What is needed: Return all lines where the word "type" can be found.

Dataset extract:
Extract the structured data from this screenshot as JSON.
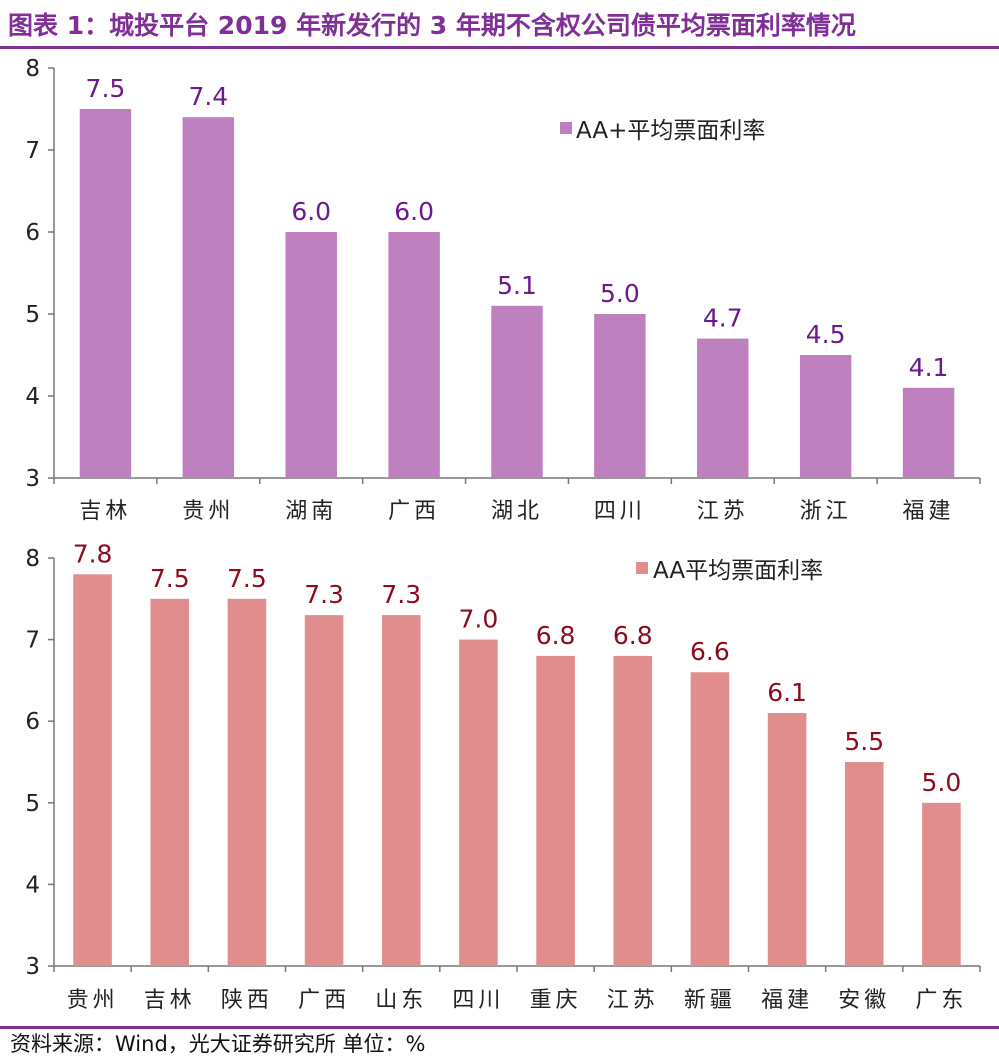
{
  "title": "图表 1：城投平台 2019 年新发行的 3 年期不含权公司债平均票面利率情况",
  "source": "资料来源：Wind，光大证券研究所    单位：%",
  "chart_data": [
    {
      "type": "bar",
      "categories": [
        "吉林",
        "贵州",
        "湖南",
        "广西",
        "湖北",
        "四川",
        "江苏",
        "浙江",
        "福建"
      ],
      "series": [
        {
          "name": "AA+平均票面利率",
          "values": [
            7.5,
            7.4,
            6.0,
            6.0,
            5.1,
            5.0,
            4.7,
            4.5,
            4.1
          ]
        }
      ],
      "ylim": [
        3,
        8
      ],
      "yticks": [
        "3",
        "4",
        "5",
        "6",
        "7",
        "8"
      ],
      "legend": "top-right",
      "grid": false,
      "bar_color": "#bf80c0",
      "label_color": "#6a1a8a"
    },
    {
      "type": "bar",
      "categories": [
        "贵州",
        "吉林",
        "陕西",
        "广西",
        "山东",
        "四川",
        "重庆",
        "江苏",
        "新疆",
        "福建",
        "安徽",
        "广东"
      ],
      "series": [
        {
          "name": "AA平均票面利率",
          "values": [
            7.8,
            7.5,
            7.5,
            7.3,
            7.3,
            7.0,
            6.8,
            6.8,
            6.6,
            6.1,
            5.5,
            5.0
          ]
        }
      ],
      "ylim": [
        3,
        8
      ],
      "yticks": [
        "3",
        "4",
        "5",
        "6",
        "7",
        "8"
      ],
      "legend": "top-right",
      "grid": false,
      "bar_color": "#e28d8d",
      "label_color": "#8b0c1c"
    }
  ]
}
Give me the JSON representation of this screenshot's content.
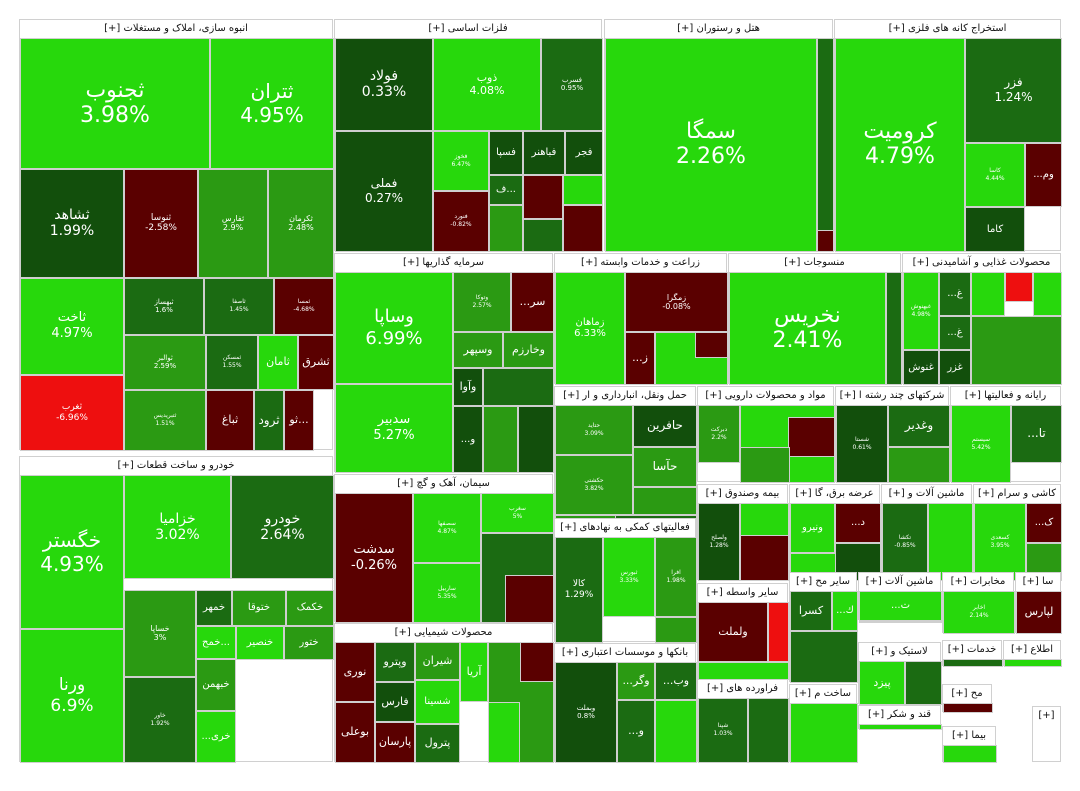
{
  "colors": {
    "strong_pos": "#27d80c",
    "pos": "#44c21e",
    "mid_pos": "#2b9a13",
    "dark_pos": "#1b6b12",
    "vdark_pos": "#124f0c",
    "neg": "#5a0000",
    "strong_neg": "#ee0f0f"
  },
  "chart_data": {
    "type": "treemap",
    "title": "",
    "sectors": [
      {
        "name": "انبوه سازی، املاک و مستغلات [+]",
        "tiles": [
          {
            "s": "ثجنوب",
            "v": "3.98%"
          },
          {
            "s": "ثتران",
            "v": "4.95%"
          },
          {
            "s": "ثشاهد",
            "v": "1.99%"
          },
          {
            "s": "ثنوسا",
            "v": "-2.58%"
          },
          {
            "s": "ثفارس",
            "v": "2.9%"
          },
          {
            "s": "ثکرمان",
            "v": "2.48%"
          },
          {
            "s": "ثاخت",
            "v": "4.97%"
          },
          {
            "s": "ثبهساز",
            "v": "1.6%"
          },
          {
            "s": "ثاصفا",
            "v": "1.45%"
          },
          {
            "s": "ثمسا",
            "v": "-4.68%"
          },
          {
            "s": "ثامان",
            "v": ""
          },
          {
            "s": "ثشرق",
            "v": ""
          },
          {
            "s": "ثوالبر",
            "v": "2.59%"
          },
          {
            "s": "ثمسکن",
            "v": "1.55%"
          },
          {
            "s": "ثغرب",
            "v": "-6.96%"
          },
          {
            "s": "ثتبریدیس",
            "v": "1.51%"
          },
          {
            "s": "ثباغ",
            "v": ""
          },
          {
            "s": "ثرود",
            "v": ""
          },
          {
            "s": "ثو...",
            "v": ""
          }
        ]
      },
      {
        "name": "فلزات اساسی [+]",
        "tiles": [
          {
            "s": "فولاد",
            "v": "0.33%"
          },
          {
            "s": "ذوب",
            "v": "4.08%"
          },
          {
            "s": "فسرب",
            "v": "0.95%"
          },
          {
            "s": "فملی",
            "v": "0.27%"
          },
          {
            "s": "فخوز",
            "v": "6.47%"
          },
          {
            "s": "فسپا",
            "v": ""
          },
          {
            "s": "فباهنر",
            "v": ""
          },
          {
            "s": "فجر",
            "v": ""
          },
          {
            "s": "ف...",
            "v": ""
          },
          {
            "s": "فنورد",
            "v": "-0.82%"
          }
        ]
      },
      {
        "name": "هتل و رستوران [+]",
        "tiles": [
          {
            "s": "سمگا",
            "v": "2.26%"
          }
        ]
      },
      {
        "name": "استخراج کانه های فلزی [+]",
        "tiles": [
          {
            "s": "کرومیت",
            "v": "4.79%"
          },
          {
            "s": "فزر",
            "v": "1.24%"
          },
          {
            "s": "کاسا",
            "v": "4.44%"
          },
          {
            "s": "...وم",
            "v": ""
          },
          {
            "s": "کاما",
            "v": ""
          }
        ]
      },
      {
        "name": "سرمایه گذاریها [+]",
        "tiles": [
          {
            "s": "وساپا",
            "v": "6.99%"
          },
          {
            "s": "وتوکا",
            "v": "2.57%"
          },
          {
            "s": "...سر",
            "v": ""
          },
          {
            "s": "وسپهر",
            "v": ""
          },
          {
            "s": "وخارزم",
            "v": ""
          },
          {
            "s": "وآوا",
            "v": ""
          },
          {
            "s": "سدبیر",
            "v": "5.27%"
          },
          {
            "s": "...و",
            "v": ""
          }
        ]
      },
      {
        "name": "زراعت و خدمات وابسته [+]",
        "tiles": [
          {
            "s": "زماهان",
            "v": "6.33%"
          },
          {
            "s": "زمگرا",
            "v": "-0.08%"
          },
          {
            "s": "...ز",
            "v": ""
          }
        ]
      },
      {
        "name": "منسوجات [+]",
        "tiles": [
          {
            "s": "نخریس",
            "v": "2.41%"
          }
        ]
      },
      {
        "name": "محصولات غذایی و آشامیدنی [+]",
        "tiles": [
          {
            "s": "غبهنوش",
            "v": "4.98%"
          },
          {
            "s": "...غ",
            "v": ""
          },
          {
            "s": "...غ",
            "v": ""
          },
          {
            "s": "غنوش",
            "v": ""
          },
          {
            "s": "غزر",
            "v": ""
          }
        ]
      },
      {
        "name": "خودرو و ساخت قطعات [+]",
        "tiles": [
          {
            "s": "خگستر",
            "v": "4.93%"
          },
          {
            "s": "خزامیا",
            "v": "3.02%"
          },
          {
            "s": "خودرو",
            "v": "2.64%"
          },
          {
            "s": "ورنا",
            "v": "6.9%"
          },
          {
            "s": "خساپا",
            "v": "3%"
          },
          {
            "s": "خمهر",
            "v": ""
          },
          {
            "s": "ختوقا",
            "v": ""
          },
          {
            "s": "خکمک",
            "v": ""
          },
          {
            "s": "خمح...",
            "v": ""
          },
          {
            "s": "خنصیر",
            "v": ""
          },
          {
            "s": "ختور",
            "v": ""
          },
          {
            "s": "خاور",
            "v": "1.92%"
          },
          {
            "s": "خبهمن",
            "v": ""
          },
          {
            "s": "...خری",
            "v": ""
          }
        ]
      },
      {
        "name": "سیمان، آهک و گچ [+]",
        "tiles": [
          {
            "s": "سدشت",
            "v": "-0.26%"
          },
          {
            "s": "سصفها",
            "v": "4.87%"
          },
          {
            "s": "سغرب",
            "v": "5%"
          },
          {
            "s": "ساربیل",
            "v": "5.35%"
          }
        ]
      },
      {
        "name": "محصولات شیمیایی [+]",
        "tiles": [
          {
            "s": "نوری",
            "v": ""
          },
          {
            "s": "وپترو",
            "v": ""
          },
          {
            "s": "شیران",
            "v": ""
          },
          {
            "s": "آریا",
            "v": ""
          },
          {
            "s": "فارس",
            "v": ""
          },
          {
            "s": "شسینا",
            "v": ""
          },
          {
            "s": "بوعلی",
            "v": ""
          },
          {
            "s": "پارسان",
            "v": ""
          },
          {
            "s": "پترول",
            "v": ""
          }
        ]
      },
      {
        "name": "حمل ونقل، انبارداری و ار [+]",
        "tiles": [
          {
            "s": "حتاید",
            "v": "3.09%"
          },
          {
            "s": "حافرین",
            "v": ""
          },
          {
            "s": "حآسا",
            "v": ""
          },
          {
            "s": "حکشتی",
            "v": "3.82%"
          }
        ]
      },
      {
        "name": "مواد و محصولات دارویی [+]",
        "tiles": [
          {
            "s": "دبرکت",
            "v": "2.2%"
          }
        ]
      },
      {
        "name": "شرکتهای چند رشته ا [+]",
        "tiles": [
          {
            "s": "وغدیر",
            "v": ""
          },
          {
            "s": "شستا",
            "v": "0.61%"
          }
        ]
      },
      {
        "name": "رایانه و فعالیتها [+]",
        "tiles": [
          {
            "s": "...تا",
            "v": ""
          },
          {
            "s": "سیستم",
            "v": "5.42%"
          }
        ]
      },
      {
        "name": "فعالیتهای کمکی به نهادهای [+]",
        "tiles": [
          {
            "s": "کالا",
            "v": "1.29%"
          },
          {
            "s": "ثبورس",
            "v": "3.33%"
          },
          {
            "s": "افرا",
            "v": "1.98%"
          }
        ]
      },
      {
        "name": "بیمه وصندوق [+]",
        "tiles": [
          {
            "s": "ولصلح",
            "v": "1.28%"
          }
        ]
      },
      {
        "name": "عرضه برق، گا [+]",
        "tiles": [
          {
            "s": "...د",
            "v": ""
          },
          {
            "s": "ونیرو",
            "v": ""
          }
        ]
      },
      {
        "name": "ماشین آلات و [+]",
        "tiles": [
          {
            "s": "تکشا",
            "v": "-0.85%"
          }
        ]
      },
      {
        "name": "کاشی و سرام [+]",
        "tiles": [
          {
            "s": "...ک",
            "v": ""
          },
          {
            "s": "کسعدی",
            "v": "3.95%"
          }
        ]
      },
      {
        "name": "سایر واسطه [+]",
        "tiles": [
          {
            "s": "ولملت",
            "v": ""
          }
        ]
      },
      {
        "name": "سایر مح [+]",
        "tiles": [
          {
            "s": "...ك",
            "v": ""
          },
          {
            "s": "کسرا",
            "v": ""
          }
        ]
      },
      {
        "name": "ماشین آلات [+]",
        "tiles": [
          {
            "s": "...ت",
            "v": ""
          }
        ]
      },
      {
        "name": "مخابرات [+]",
        "tiles": [
          {
            "s": "اخابر",
            "v": "2.14%"
          }
        ]
      },
      {
        "name": "سا [+]",
        "tiles": [
          {
            "s": "لپارس",
            "v": ""
          }
        ]
      },
      {
        "name": "بانکها و موسسات اعتباری [+]",
        "tiles": [
          {
            "s": "وبملت",
            "v": "0.8%"
          },
          {
            "s": "...وب",
            "v": ""
          },
          {
            "s": "...وگر",
            "v": ""
          },
          {
            "s": "...و",
            "v": ""
          }
        ]
      },
      {
        "name": "فراورده های [+]",
        "tiles": [
          {
            "s": "شپنا",
            "v": "1.03%"
          }
        ]
      },
      {
        "name": "لاستیک و [+]",
        "tiles": [
          {
            "s": "پیزد",
            "v": ""
          }
        ]
      },
      {
        "name": "خدمات [+]",
        "tiles": []
      },
      {
        "name": "اطلاع [+]",
        "tiles": []
      },
      {
        "name": "ساخت م [+]",
        "tiles": []
      },
      {
        "name": "مح [+]",
        "tiles": []
      },
      {
        "name": "قند و شکر [+]",
        "tiles": []
      },
      {
        "name": "بیما [+]",
        "tiles": []
      },
      {
        "name": "[+]",
        "tiles": []
      }
    ]
  }
}
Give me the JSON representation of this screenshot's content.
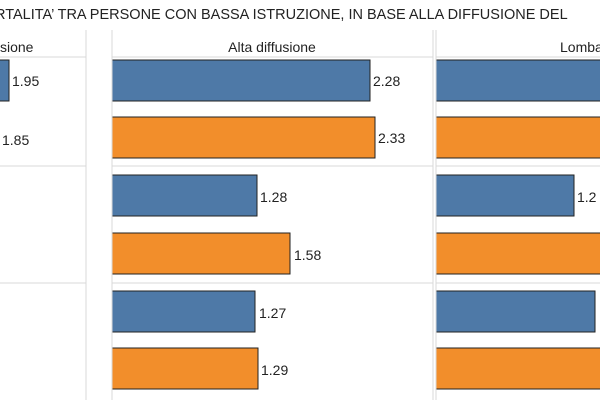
{
  "title": "RTALITA’ TRA PERSONE CON BASSA ISTRUZIONE, IN BASE ALLA DIFFUSIONE DEL",
  "colors": {
    "series_blue": "#4e79a7",
    "series_orange": "#f28e2b",
    "bar_border": "#222222",
    "separator": "#d9d9d9"
  },
  "chart_data": {
    "type": "bar",
    "orientation": "horizontal",
    "title": "RTALITA’ TRA PERSONE CON BASSA ISTRUZIONE, IN BASE ALLA DIFFUSIONE DEL",
    "panels": [
      {
        "header": "sione",
        "groups": [
          {
            "values": [
              1.95,
              1.85
            ]
          },
          {
            "values": [
              null,
              null
            ]
          },
          {
            "values": [
              null,
              null
            ]
          }
        ]
      },
      {
        "header": "Alta diffusione",
        "groups": [
          {
            "values": [
              2.28,
              2.33
            ]
          },
          {
            "values": [
              1.28,
              1.58
            ]
          },
          {
            "values": [
              1.27,
              1.29
            ]
          }
        ]
      },
      {
        "header": "Lomba",
        "groups": [
          {
            "values": [
              null,
              null
            ]
          },
          {
            "values": [
              null,
              null
            ]
          },
          {
            "values": [
              null,
              null
            ]
          }
        ]
      }
    ],
    "series": [
      {
        "color": "#4e79a7"
      },
      {
        "color": "#f28e2b"
      }
    ],
    "legend": "none",
    "grid": false
  }
}
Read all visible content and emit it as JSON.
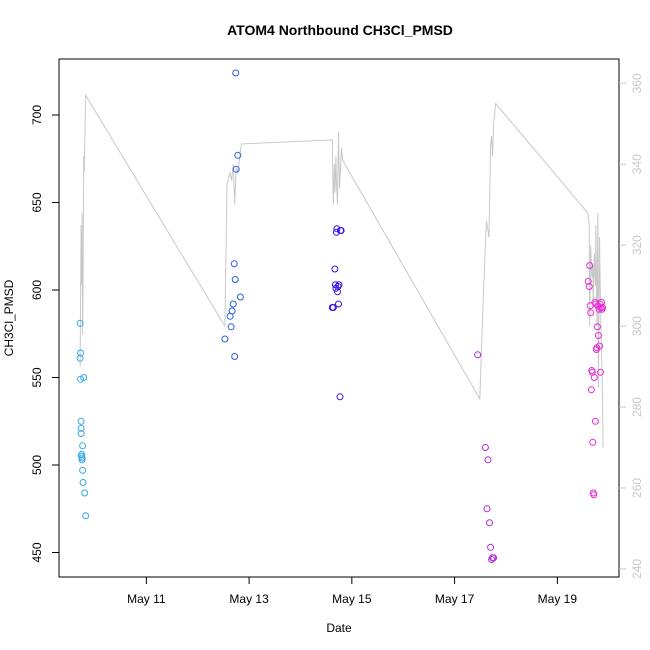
{
  "chart_data": {
    "type": "scatter",
    "title": "ATOM4 Northbound CH3Cl_PMSD",
    "xlabel": "Date",
    "ylabel": "CH3Cl_PMSD",
    "x_unit": "days (May of one year)",
    "xlim": [
      9.3,
      20.2
    ],
    "ylim": [
      436,
      732
    ],
    "y2lim": [
      238,
      366
    ],
    "x_ticks": [
      {
        "value": 11,
        "label": "May 11"
      },
      {
        "value": 13,
        "label": "May 13"
      },
      {
        "value": 15,
        "label": "May 15"
      },
      {
        "value": 17,
        "label": "May 17"
      },
      {
        "value": 19,
        "label": "May 19"
      }
    ],
    "y_ticks": [
      450,
      500,
      550,
      600,
      650,
      700
    ],
    "y2_ticks": [
      240,
      260,
      280,
      300,
      320,
      340,
      360
    ],
    "colors": {
      "line": "#c8c8c8",
      "group1": "#33a8e8",
      "group2": "#2a5fe0",
      "group3": "#3b10e6",
      "group4": "#b02ad8",
      "group5": "#ea2ad6",
      "frame": "#000000"
    },
    "series": [
      {
        "name": "altitude-trace",
        "axis": "right",
        "kind": "line",
        "x": [
          9.71,
          9.73,
          9.74,
          9.75,
          9.76,
          9.77,
          9.78,
          9.79,
          9.82,
          12.53,
          12.57,
          12.63,
          12.66,
          12.69,
          12.72,
          12.75,
          12.78,
          12.85,
          14.62,
          14.64,
          14.66,
          14.67,
          14.69,
          14.7,
          14.72,
          14.74,
          14.76,
          14.79,
          14.8,
          14.82,
          17.49,
          17.56,
          17.62,
          17.67,
          17.7,
          17.72,
          17.74,
          17.76,
          17.8,
          19.59,
          19.62,
          19.63,
          19.65,
          19.67,
          19.69,
          19.7,
          19.72,
          19.74,
          19.75,
          19.77,
          19.79,
          19.8,
          19.82,
          19.84,
          19.86,
          19.88,
          19.89
        ],
        "y": [
          290,
          325,
          310,
          328,
          298,
          312,
          342,
          338,
          357,
          300,
          335,
          338,
          336,
          340,
          330,
          339,
          338,
          345,
          346,
          330,
          340,
          333,
          342,
          336,
          330,
          348,
          334,
          342,
          344,
          341,
          282,
          308,
          326,
          322,
          345,
          347,
          342,
          350,
          355,
          328,
          325,
          300,
          320,
          312,
          315,
          305,
          318,
          310,
          325,
          300,
          328,
          285,
          322,
          305,
          295,
          280,
          270
        ]
      },
      {
        "name": "group-1",
        "color": "#33a8e8",
        "x": [
          9.71,
          9.71,
          9.72,
          9.72,
          9.73,
          9.73,
          9.73,
          9.74,
          9.74,
          9.75,
          9.75,
          9.76,
          9.76,
          9.77,
          9.78,
          9.8,
          9.82
        ],
        "y": [
          581,
          561,
          564,
          549,
          525,
          521,
          518,
          505,
          506,
          504,
          503,
          511,
          497,
          490,
          550,
          484,
          471
        ]
      },
      {
        "name": "group-2",
        "color": "#2a5fe0",
        "x": [
          12.53,
          12.63,
          12.65,
          12.67,
          12.69,
          12.71,
          12.72,
          12.73,
          12.74,
          12.75,
          12.78,
          12.83
        ],
        "y": [
          572,
          585,
          579,
          588,
          592,
          615,
          562,
          606,
          724,
          669,
          677,
          596
        ]
      },
      {
        "name": "group-3",
        "color": "#3b10e6",
        "x": [
          14.62,
          14.64,
          14.67,
          14.68,
          14.69,
          14.7,
          14.71,
          14.72,
          14.73,
          14.74,
          14.75,
          14.77,
          14.78,
          14.79
        ],
        "y": [
          590,
          590,
          612,
          603,
          601,
          633,
          635,
          599,
          602,
          592,
          603,
          539,
          634,
          634
        ]
      },
      {
        "name": "group-4",
        "color": "#b02ad8",
        "x": [
          17.45,
          17.6,
          17.63,
          17.65,
          17.68,
          17.7,
          17.72,
          17.74,
          17.76
        ],
        "y": [
          563,
          510,
          475,
          503,
          467,
          453,
          446,
          447,
          447
        ]
      },
      {
        "name": "group-5",
        "color": "#ea2ad6",
        "x": [
          19.6,
          19.62,
          19.63,
          19.64,
          19.65,
          19.66,
          19.67,
          19.68,
          19.69,
          19.7,
          19.71,
          19.72,
          19.73,
          19.74,
          19.75,
          19.76,
          19.77,
          19.78,
          19.79,
          19.8,
          19.81,
          19.82,
          19.83,
          19.84,
          19.85,
          19.86,
          19.87,
          19.88
        ],
        "y": [
          605,
          602,
          614,
          591,
          587,
          543,
          554,
          553,
          513,
          484,
          483,
          550,
          593,
          525,
          592,
          566,
          567,
          579,
          591,
          574,
          589,
          568,
          592,
          553,
          590,
          593,
          589,
          590
        ]
      }
    ]
  }
}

Solution for this task:
      "type": "bar",
      "type": "bar",
    "type": "treemap",
    "type": "bar",
    "type": "scatter",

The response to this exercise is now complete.